** Opening Input data block **
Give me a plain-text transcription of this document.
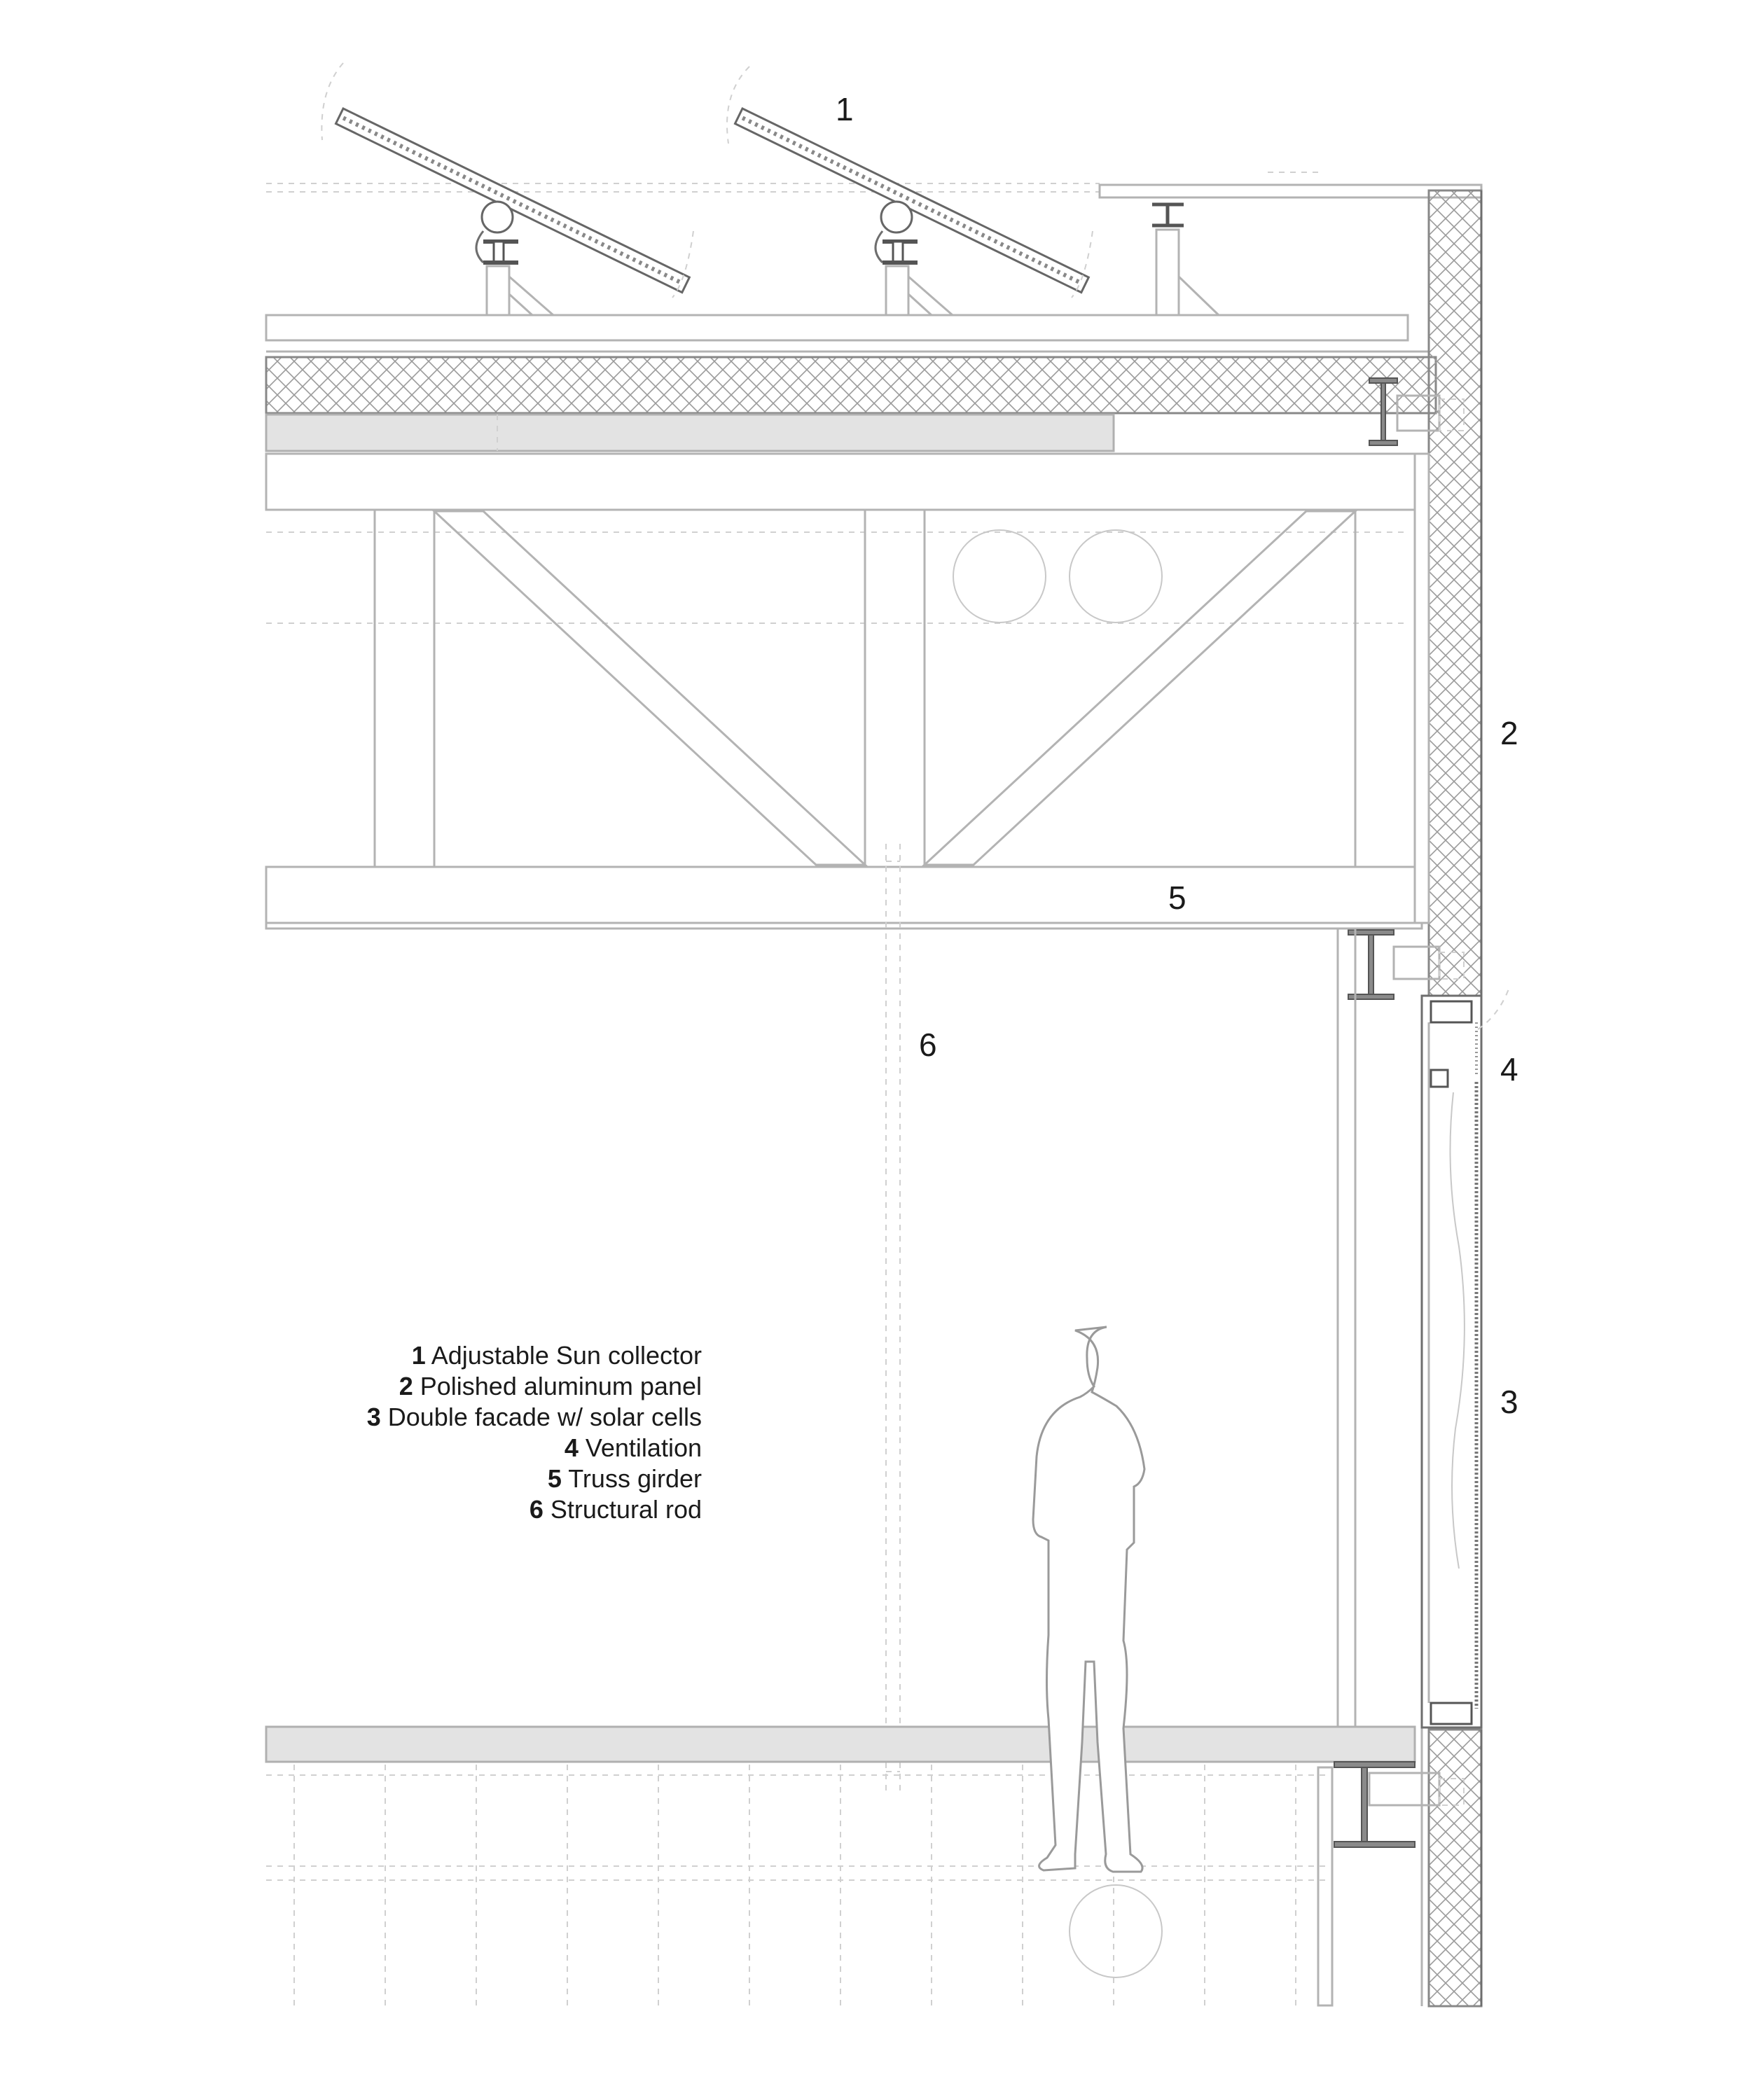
1
2
4
3
5
6
1 Adjustable Sun collector
2 Polished aluminum panel
3 Double facade w/ solar cells
4 Ventilation
5 Truss girder
6 Structural rod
** Closing Input data block **
> **Task instructions**:
Write out the records above in full and exactly, with no pictures.

> **Task answer**:
Give me a plain-text transcription of this document.
1
2
4
3
5
6
1 Adjustable Sun collector
2 Polished aluminum panel
3 Double facade w/ solar cells
4 Ventilation
5 Truss girder
6 Structural rod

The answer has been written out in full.